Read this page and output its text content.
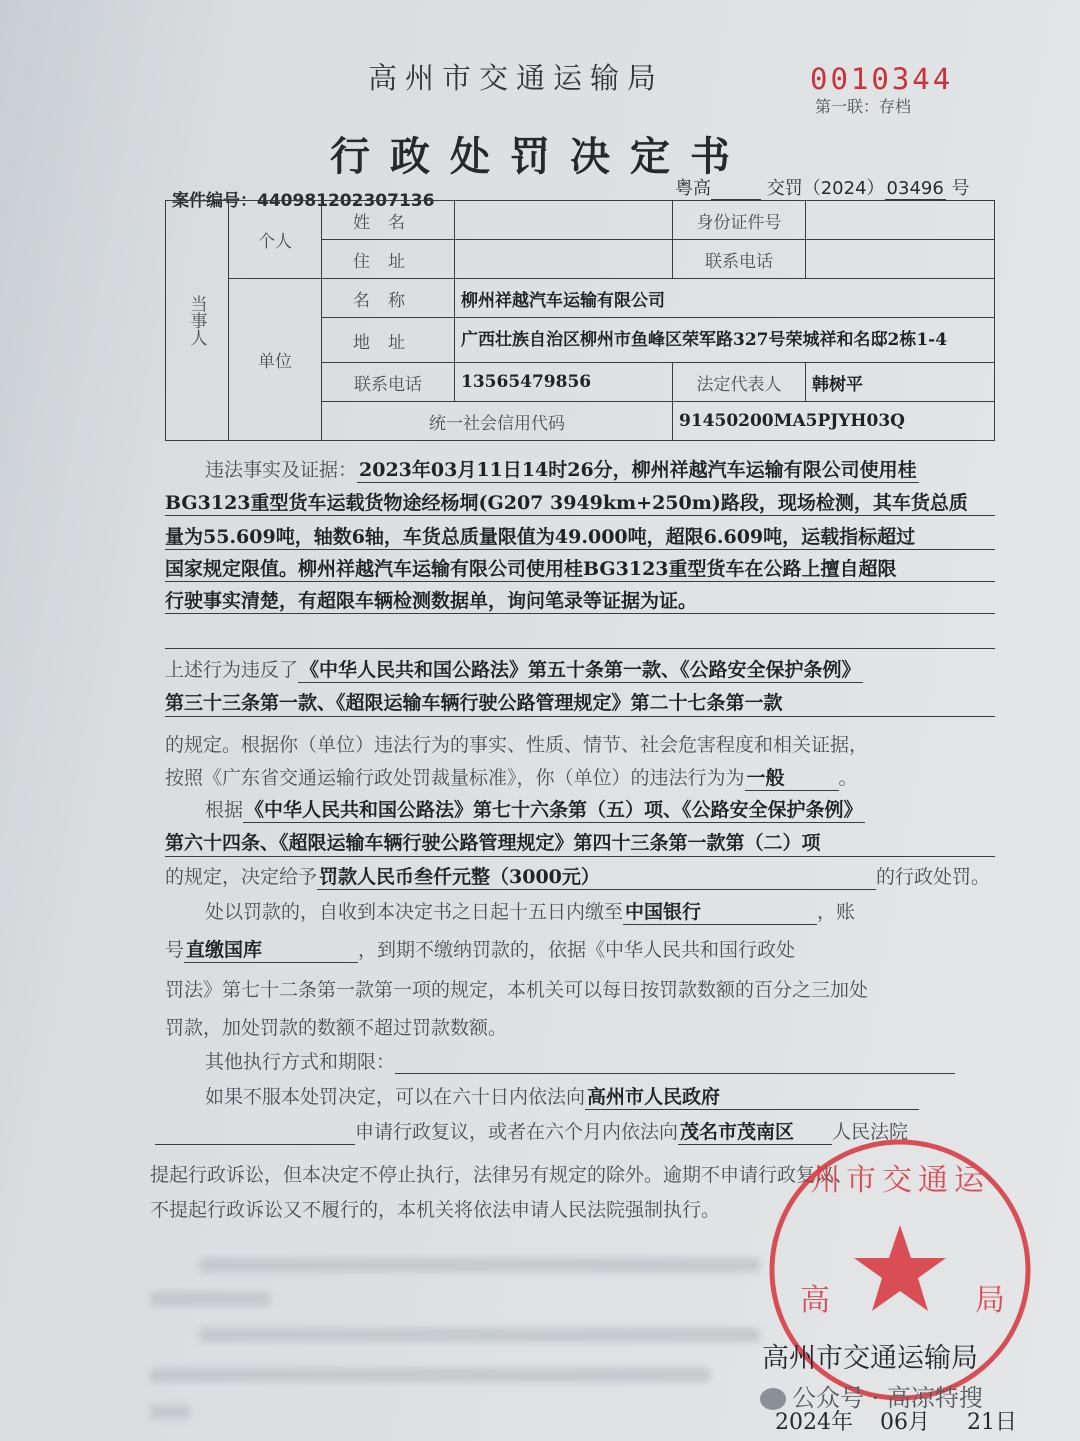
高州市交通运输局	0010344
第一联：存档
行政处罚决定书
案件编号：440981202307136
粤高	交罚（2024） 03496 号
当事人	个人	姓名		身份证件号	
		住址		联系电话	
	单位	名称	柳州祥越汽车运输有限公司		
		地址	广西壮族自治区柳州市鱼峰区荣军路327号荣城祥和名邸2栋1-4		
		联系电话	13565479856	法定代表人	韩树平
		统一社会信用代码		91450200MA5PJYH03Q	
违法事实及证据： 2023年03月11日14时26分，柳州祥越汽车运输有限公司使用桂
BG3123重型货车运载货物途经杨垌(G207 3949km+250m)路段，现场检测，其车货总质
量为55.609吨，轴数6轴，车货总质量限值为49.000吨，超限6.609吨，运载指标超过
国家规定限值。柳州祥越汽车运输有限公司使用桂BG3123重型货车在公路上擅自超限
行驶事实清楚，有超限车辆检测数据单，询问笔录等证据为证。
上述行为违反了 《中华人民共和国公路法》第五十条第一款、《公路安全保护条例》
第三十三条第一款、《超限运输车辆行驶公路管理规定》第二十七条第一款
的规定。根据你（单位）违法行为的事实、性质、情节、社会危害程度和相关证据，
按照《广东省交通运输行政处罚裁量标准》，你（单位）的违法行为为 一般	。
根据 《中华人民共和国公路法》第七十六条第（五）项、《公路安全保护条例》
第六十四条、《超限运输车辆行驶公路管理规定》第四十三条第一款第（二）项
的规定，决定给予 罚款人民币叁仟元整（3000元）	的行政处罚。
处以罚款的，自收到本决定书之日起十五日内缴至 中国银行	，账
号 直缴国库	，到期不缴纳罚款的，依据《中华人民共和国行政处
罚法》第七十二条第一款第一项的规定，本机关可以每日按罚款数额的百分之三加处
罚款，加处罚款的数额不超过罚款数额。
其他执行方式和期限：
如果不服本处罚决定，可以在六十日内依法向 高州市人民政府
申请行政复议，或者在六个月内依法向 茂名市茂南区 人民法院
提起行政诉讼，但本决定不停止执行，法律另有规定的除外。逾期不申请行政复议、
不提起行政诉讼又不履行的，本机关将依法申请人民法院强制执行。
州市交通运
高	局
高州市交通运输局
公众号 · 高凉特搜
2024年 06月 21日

================

Exercise details:
Give the count of lines containing "公路安全保护条例", with no added text.

Expected answer:
2